— DO THIS —
How many lines of these records hold the string "whole"? Reply with the number alone.

-- start of EXERCISE MATERIALS --

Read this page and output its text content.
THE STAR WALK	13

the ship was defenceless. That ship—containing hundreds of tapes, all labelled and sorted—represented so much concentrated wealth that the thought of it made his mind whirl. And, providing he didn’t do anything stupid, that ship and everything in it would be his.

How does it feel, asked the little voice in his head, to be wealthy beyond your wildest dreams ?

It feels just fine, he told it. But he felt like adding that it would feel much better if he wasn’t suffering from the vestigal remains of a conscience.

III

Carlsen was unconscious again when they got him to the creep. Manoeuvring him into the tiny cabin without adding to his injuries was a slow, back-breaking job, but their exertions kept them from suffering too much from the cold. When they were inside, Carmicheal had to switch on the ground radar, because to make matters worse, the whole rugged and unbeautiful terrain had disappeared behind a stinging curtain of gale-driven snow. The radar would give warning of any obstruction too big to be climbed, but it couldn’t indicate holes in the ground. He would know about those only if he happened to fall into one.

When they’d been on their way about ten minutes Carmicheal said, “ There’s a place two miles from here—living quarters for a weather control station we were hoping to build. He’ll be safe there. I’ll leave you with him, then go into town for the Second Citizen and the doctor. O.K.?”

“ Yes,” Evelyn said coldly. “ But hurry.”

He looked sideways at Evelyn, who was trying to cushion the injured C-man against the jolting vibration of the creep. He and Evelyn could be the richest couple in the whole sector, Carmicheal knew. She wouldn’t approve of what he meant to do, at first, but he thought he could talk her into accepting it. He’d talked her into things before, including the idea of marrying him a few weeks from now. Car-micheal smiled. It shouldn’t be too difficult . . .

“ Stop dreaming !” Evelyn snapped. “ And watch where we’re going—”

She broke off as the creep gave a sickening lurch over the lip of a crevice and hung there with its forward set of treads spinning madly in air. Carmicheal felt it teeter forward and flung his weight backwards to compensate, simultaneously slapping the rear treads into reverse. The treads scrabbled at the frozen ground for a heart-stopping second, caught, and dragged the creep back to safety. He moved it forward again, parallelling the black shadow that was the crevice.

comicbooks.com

-- end of EXERCISE MATERIALS --
-- start of EXERCISE MATERIALS --

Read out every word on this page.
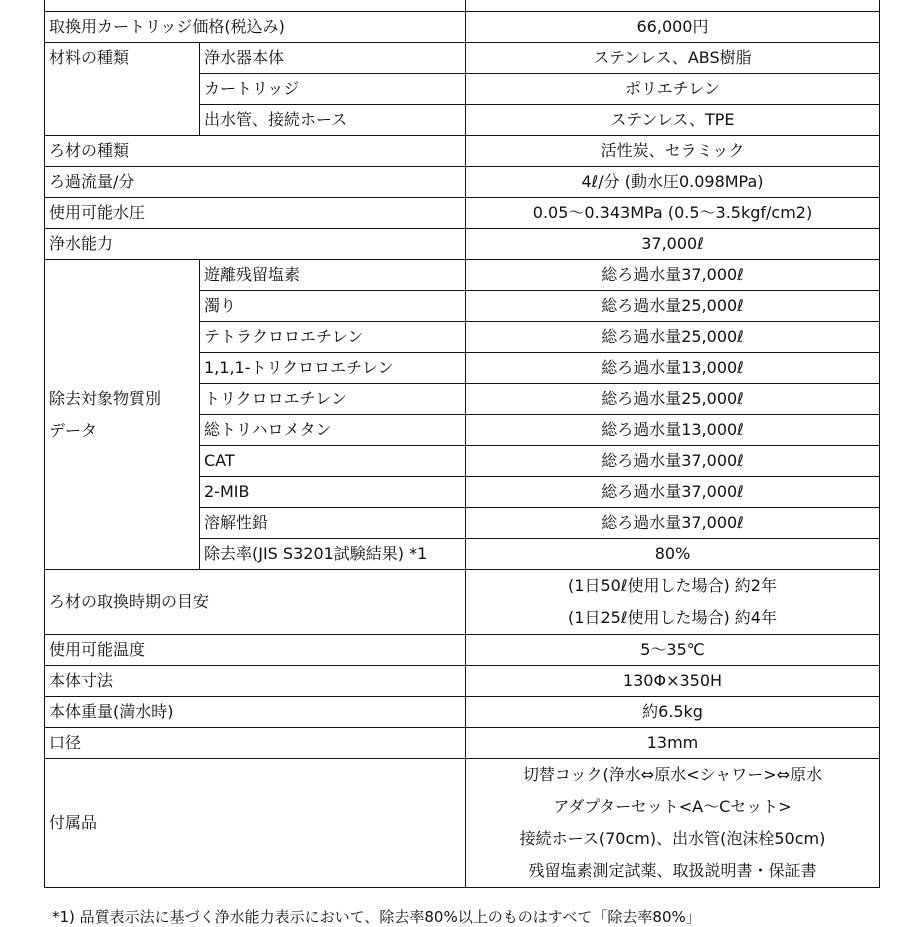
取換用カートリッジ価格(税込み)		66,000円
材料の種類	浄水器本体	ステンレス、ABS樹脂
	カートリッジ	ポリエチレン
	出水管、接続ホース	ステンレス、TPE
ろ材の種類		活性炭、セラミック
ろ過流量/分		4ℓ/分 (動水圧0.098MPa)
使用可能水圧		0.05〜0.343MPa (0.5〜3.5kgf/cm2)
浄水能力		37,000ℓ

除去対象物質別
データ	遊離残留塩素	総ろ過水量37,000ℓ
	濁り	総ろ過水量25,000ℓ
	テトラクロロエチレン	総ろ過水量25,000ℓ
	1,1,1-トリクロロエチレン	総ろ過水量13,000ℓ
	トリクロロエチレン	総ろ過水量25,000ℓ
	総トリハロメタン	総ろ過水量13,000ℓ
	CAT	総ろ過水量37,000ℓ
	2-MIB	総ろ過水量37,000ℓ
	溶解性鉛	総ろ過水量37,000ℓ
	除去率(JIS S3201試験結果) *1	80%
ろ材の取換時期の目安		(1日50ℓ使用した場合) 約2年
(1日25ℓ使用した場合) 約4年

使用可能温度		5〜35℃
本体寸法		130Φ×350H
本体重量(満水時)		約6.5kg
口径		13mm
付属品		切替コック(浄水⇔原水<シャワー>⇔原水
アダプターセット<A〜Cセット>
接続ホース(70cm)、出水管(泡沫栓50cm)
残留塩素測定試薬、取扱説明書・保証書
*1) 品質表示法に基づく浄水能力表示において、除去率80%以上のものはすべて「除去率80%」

-- end of EXERCISE MATERIALS --

— SOLVED EXERCISE —
2